INFORMATION GIVEN
## Begin

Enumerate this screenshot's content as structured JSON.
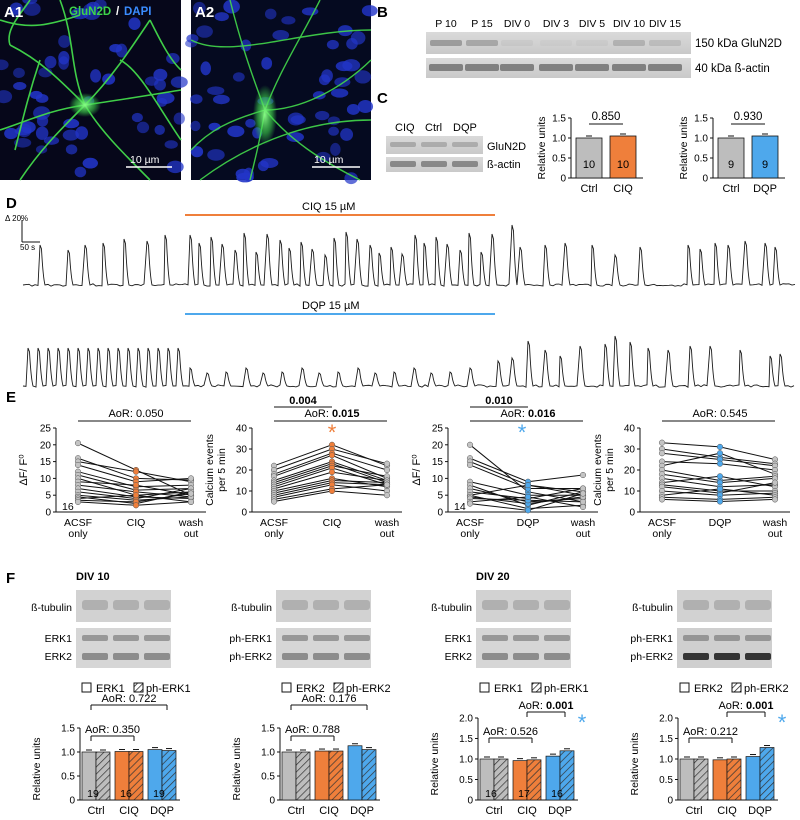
{
  "panel_letters": {
    "A1": "A1",
    "A2": "A2",
    "B": "B",
    "C": "C",
    "D": "D",
    "E": "E",
    "F": "F"
  },
  "colors": {
    "ctrl": "#bdbdbd",
    "ciq": "#ef7f3b",
    "dqp": "#4ea8ec",
    "micrograph_green": "#3dd44a",
    "micrograph_blue": "#2235c8",
    "gray_points": "#c4c4c4"
  },
  "panel_A": {
    "legend_green": "GluN2D",
    "legend_sep": "/",
    "legend_blue": "DAPI",
    "scale_bar_a1": "10 µm",
    "scale_bar_a2": "10 µm"
  },
  "panel_B": {
    "lanes": [
      "P 10",
      "P 15",
      "DIV 0",
      "DIV 3",
      "DIV 5",
      "DIV 10",
      "DIV 15"
    ],
    "label_top": "150 kDa GluN2D",
    "label_bottom": "40 kDa ß-actin"
  },
  "panel_C": {
    "blot_lanes": [
      "CIQ",
      "Ctrl",
      "DQP"
    ],
    "blot_label_top": "GluN2D",
    "blot_label_bottom": "ß-actin",
    "ylabel": "Relative units",
    "chart_ciq": {
      "categories": [
        "Ctrl",
        "CIQ"
      ],
      "values": [
        1.0,
        1.05
      ],
      "n": [
        "10",
        "10"
      ],
      "p": "0.850",
      "yticks": [
        "0",
        "0.5",
        "1.0",
        "1.5"
      ]
    },
    "chart_dqp": {
      "categories": [
        "Ctrl",
        "DQP"
      ],
      "values": [
        1.0,
        1.05
      ],
      "n": [
        "9",
        "9"
      ],
      "p": "0.930",
      "yticks": [
        "0",
        "0.5",
        "1.0",
        "1.5"
      ]
    }
  },
  "panel_D": {
    "scale_y": "Δ 20%",
    "scale_x": "50 s",
    "ciq_label": "CIQ 15 µM",
    "dqp_label": "DQP 15 µM"
  },
  "panel_E": {
    "plot1": {
      "aor_label": "AoR: 0.050",
      "ylabel": "ΔF/ F⁰",
      "yticks": [
        "0",
        "5",
        "10",
        "15",
        "20",
        "25"
      ],
      "xt": [
        "ACSF only",
        "CIQ",
        "wash out"
      ],
      "n": "16"
    },
    "plot2": {
      "p_top": "0.004",
      "aor_prefix": "AoR: ",
      "aor_value": "0.015",
      "ylabel_1": "Calcium events",
      "ylabel_2": "per 5 min",
      "yticks": [
        "0",
        "10",
        "20",
        "30",
        "40"
      ],
      "xt": [
        "ACSF only",
        "CIQ",
        "wash out"
      ],
      "star": "*"
    },
    "plot3": {
      "p_top": "0.010",
      "aor_prefix": "AoR: ",
      "aor_value": "0.016",
      "ylabel": "ΔF/ F⁰",
      "yticks": [
        "0",
        "5",
        "10",
        "15",
        "20",
        "25"
      ],
      "xt": [
        "ACSF only",
        "DQP",
        "wash out"
      ],
      "n": "14",
      "star": "*"
    },
    "plot4": {
      "aor_label": "AoR: 0.545",
      "ylabel_1": "Calcium events",
      "ylabel_2": "per 5 min",
      "yticks": [
        "0",
        "10",
        "20",
        "30",
        "40"
      ],
      "xt": [
        "ACSF only",
        "DQP",
        "wash out"
      ]
    }
  },
  "panel_F": {
    "div10": "DIV 10",
    "div20": "DIV 20",
    "blots": [
      {
        "top": "ß-tubulin",
        "mid1": "ERK1",
        "mid2": "ERK2"
      },
      {
        "top": "ß-tubulin",
        "mid1": "ph-ERK1",
        "mid2": "ph-ERK2"
      },
      {
        "top": "ß-tubulin",
        "mid1": "ERK1",
        "mid2": "ERK2"
      },
      {
        "top": "ß-tubulin",
        "mid1": "ph-ERK1",
        "mid2": "ph-ERK2"
      }
    ],
    "legends": [
      {
        "solid": "ERK1",
        "hatched": "ph-ERK1"
      },
      {
        "solid": "ERK2",
        "hatched": "ph-ERK2"
      },
      {
        "solid": "ERK1",
        "hatched": "ph-ERK1"
      },
      {
        "solid": "ERK2",
        "hatched": "ph-ERK2"
      }
    ],
    "ylabel": "Relative units",
    "yticks_a": [
      "0",
      "0.5",
      "1.0",
      "1.5"
    ],
    "yticks_b": [
      "0",
      "0.5",
      "1.0",
      "1.5",
      "2.0"
    ]
  },
  "chart_data": [
    {
      "type": "bar",
      "title": "",
      "categories": [
        "Ctrl",
        "CIQ"
      ],
      "values": [
        1.0,
        1.05
      ],
      "ylabel": "Relative units",
      "ylim": [
        0,
        1.5
      ],
      "annotation": "0.850"
    },
    {
      "type": "bar",
      "title": "",
      "categories": [
        "Ctrl",
        "DQP"
      ],
      "values": [
        1.0,
        1.05
      ],
      "ylabel": "Relative units",
      "ylim": [
        0,
        1.5
      ],
      "annotation": "0.930"
    },
    {
      "type": "bar",
      "title": "DIV 10",
      "categories": [
        "Ctrl",
        "CIQ",
        "DQP"
      ],
      "series": [
        {
          "name": "ERK1",
          "values": [
            1.0,
            1.01,
            1.05
          ]
        },
        {
          "name": "ph-ERK1",
          "values": [
            1.0,
            1.01,
            1.03
          ]
        }
      ],
      "n": [
        "19",
        "16",
        "19"
      ],
      "annotations": [
        "AoR: 0.722",
        "AoR: 0.350"
      ],
      "ylabel": "Relative units",
      "ylim": [
        0,
        1.5
      ]
    },
    {
      "type": "bar",
      "title": "",
      "categories": [
        "Ctrl",
        "CIQ",
        "DQP"
      ],
      "series": [
        {
          "name": "ERK2",
          "values": [
            1.0,
            1.02,
            1.13
          ]
        },
        {
          "name": "ph-ERK2",
          "values": [
            1.0,
            1.02,
            1.05
          ]
        }
      ],
      "annotations": [
        "AoR: 0.176",
        "AoR: 0.788"
      ],
      "ylabel": "Relative units",
      "ylim": [
        0,
        1.5
      ]
    },
    {
      "type": "bar",
      "title": "DIV 20",
      "categories": [
        "Ctrl",
        "CIQ",
        "DQP"
      ],
      "series": [
        {
          "name": "ERK1",
          "values": [
            1.0,
            0.96,
            1.07
          ]
        },
        {
          "name": "ph-ERK1",
          "values": [
            1.0,
            0.98,
            1.2
          ]
        }
      ],
      "n": [
        "16",
        "17",
        "16"
      ],
      "annotations": [
        "AoR: 0.001",
        "AoR: 0.526"
      ],
      "ylabel": "Relative units",
      "ylim": [
        0,
        2.0
      ]
    },
    {
      "type": "bar",
      "title": "",
      "categories": [
        "Ctrl",
        "CIQ",
        "DQP"
      ],
      "series": [
        {
          "name": "ERK2",
          "values": [
            1.0,
            0.98,
            1.06
          ]
        },
        {
          "name": "ph-ERK2",
          "values": [
            1.0,
            1.0,
            1.28
          ]
        }
      ],
      "annotations": [
        "AoR: 0.001",
        "AoR: 0.212"
      ],
      "ylabel": "Relative units",
      "ylim": [
        0,
        2.0
      ]
    },
    {
      "type": "scatter",
      "title": "",
      "x": [
        "ACSF only",
        "CIQ",
        "wash out"
      ],
      "series": [
        {
          "values": [
            20.5,
            12.5,
            5.0
          ]
        },
        {
          "values": [
            16.0,
            10.0,
            9.5
          ]
        },
        {
          "values": [
            15.0,
            12.0,
            9.0
          ]
        },
        {
          "values": [
            14.0,
            9.0,
            10.0
          ]
        },
        {
          "values": [
            12.0,
            7.5,
            8.0
          ]
        },
        {
          "values": [
            11.0,
            6.5,
            7.0
          ]
        },
        {
          "values": [
            10.0,
            5.0,
            6.0
          ]
        },
        {
          "values": [
            9.0,
            8.0,
            5.0
          ]
        },
        {
          "values": [
            8.0,
            6.0,
            4.5
          ]
        },
        {
          "values": [
            7.0,
            4.5,
            4.0
          ]
        },
        {
          "values": [
            6.0,
            4.0,
            7.0
          ]
        },
        {
          "values": [
            5.0,
            3.5,
            4.5
          ]
        },
        {
          "values": [
            4.5,
            2.5,
            6.0
          ]
        },
        {
          "values": [
            4.0,
            5.0,
            3.0
          ]
        },
        {
          "values": [
            3.5,
            3.0,
            5.5
          ]
        },
        {
          "values": [
            3.0,
            2.0,
            3.0
          ]
        }
      ],
      "ylabel": "ΔF/ F⁰",
      "ylim": [
        0,
        25
      ],
      "annotation": "AoR: 0.050"
    },
    {
      "type": "scatter",
      "title": "",
      "x": [
        "ACSF only",
        "CIQ",
        "wash out"
      ],
      "series": [
        {
          "values": [
            22,
            32,
            22
          ]
        },
        {
          "values": [
            20,
            30,
            23
          ]
        },
        {
          "values": [
            18,
            28,
            20
          ]
        },
        {
          "values": [
            17,
            27,
            16
          ]
        },
        {
          "values": [
            15,
            24,
            15
          ]
        },
        {
          "values": [
            14,
            23,
            14
          ]
        },
        {
          "values": [
            13,
            22,
            17
          ]
        },
        {
          "values": [
            12,
            21,
            13
          ]
        },
        {
          "values": [
            11,
            19,
            15
          ]
        },
        {
          "values": [
            10,
            16,
            12
          ]
        },
        {
          "values": [
            9,
            15,
            14
          ]
        },
        {
          "values": [
            8,
            14,
            13
          ]
        },
        {
          "values": [
            7,
            13,
            10
          ]
        },
        {
          "values": [
            6,
            11,
            13
          ]
        },
        {
          "values": [
            5,
            10,
            8
          ]
        }
      ],
      "ylabel": "Calcium events per 5 min",
      "ylim": [
        0,
        40
      ],
      "annotations": [
        "0.004",
        "AoR: 0.015"
      ]
    },
    {
      "type": "scatter",
      "title": "",
      "x": [
        "ACSF only",
        "DQP",
        "wash out"
      ],
      "series": [
        {
          "values": [
            20,
            6,
            3
          ]
        },
        {
          "values": [
            16,
            9,
            11
          ]
        },
        {
          "values": [
            15,
            8,
            6
          ]
        },
        {
          "values": [
            14,
            7,
            7
          ]
        },
        {
          "values": [
            9,
            5,
            5
          ]
        },
        {
          "values": [
            8,
            2,
            6
          ]
        },
        {
          "values": [
            7,
            3,
            4
          ]
        },
        {
          "values": [
            6,
            4,
            7
          ]
        },
        {
          "values": [
            5,
            1,
            2
          ]
        },
        {
          "values": [
            5,
            8,
            5
          ]
        },
        {
          "values": [
            4.5,
            2.5,
            4.5
          ]
        },
        {
          "values": [
            4,
            3.5,
            3
          ]
        },
        {
          "values": [
            3,
            4.5,
            1.5
          ]
        },
        {
          "values": [
            2.5,
            0.5,
            5.5
          ]
        }
      ],
      "ylabel": "ΔF/ F⁰",
      "ylim": [
        0,
        25
      ],
      "annotations": [
        "0.010",
        "AoR: 0.016"
      ]
    },
    {
      "type": "scatter",
      "title": "",
      "x": [
        "ACSF only",
        "DQP",
        "wash out"
      ],
      "series": [
        {
          "values": [
            33,
            31,
            25
          ]
        },
        {
          "values": [
            30,
            26,
            23
          ]
        },
        {
          "values": [
            28,
            25,
            22
          ]
        },
        {
          "values": [
            24,
            23,
            20
          ]
        },
        {
          "values": [
            22,
            28,
            18
          ]
        },
        {
          "values": [
            20,
            15,
            17
          ]
        },
        {
          "values": [
            18,
            14,
            16
          ]
        },
        {
          "values": [
            16,
            12,
            13
          ]
        },
        {
          "values": [
            14,
            17,
            12
          ]
        },
        {
          "values": [
            13,
            10,
            10
          ]
        },
        {
          "values": [
            12,
            9,
            14
          ]
        },
        {
          "values": [
            10,
            8,
            9
          ]
        },
        {
          "values": [
            8,
            11,
            8
          ]
        },
        {
          "values": [
            7,
            6,
            7
          ]
        },
        {
          "values": [
            6,
            5,
            6
          ]
        }
      ],
      "ylabel": "Calcium events per 5 min",
      "ylim": [
        0,
        40
      ],
      "annotation": "AoR: 0.545"
    }
  ]
}
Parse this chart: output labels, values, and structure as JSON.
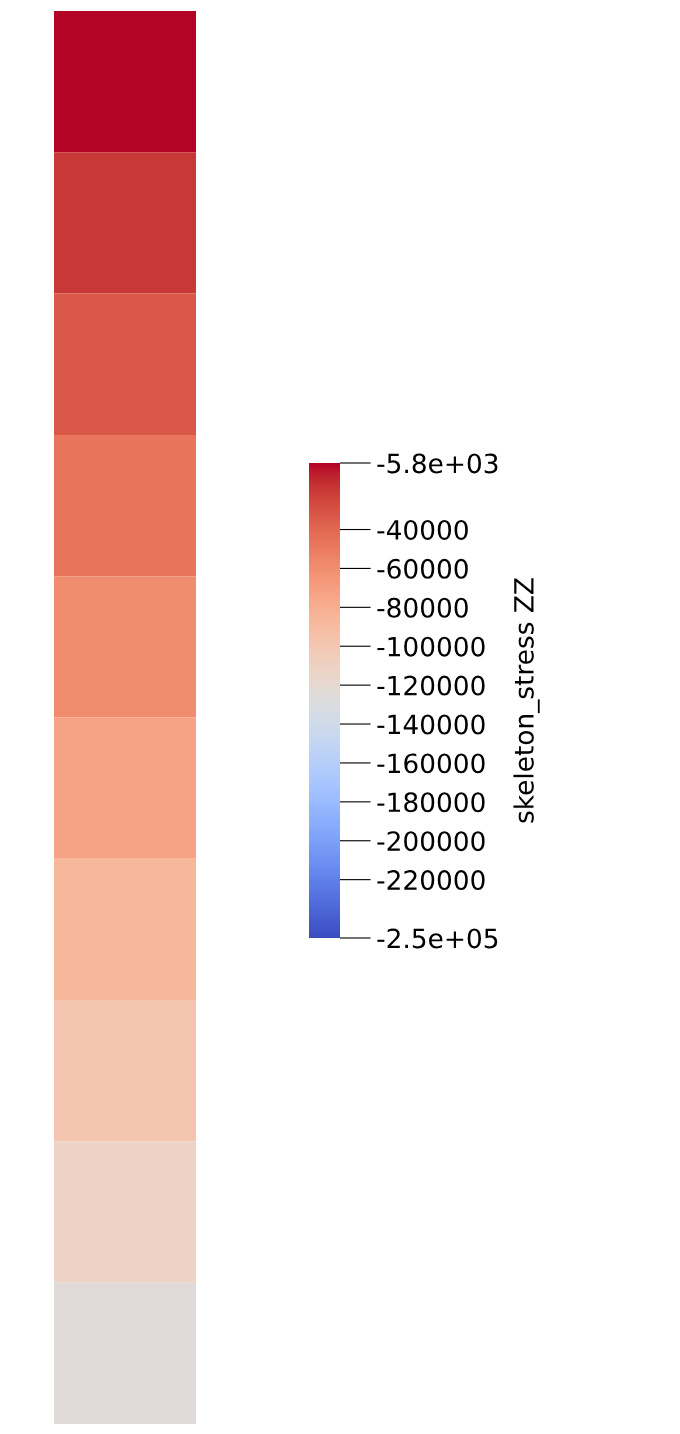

## End

TASK REQUIREMENTS
Your answer should be only the number of lines that hold the word "actin".

ANSWER TO THE TASK
2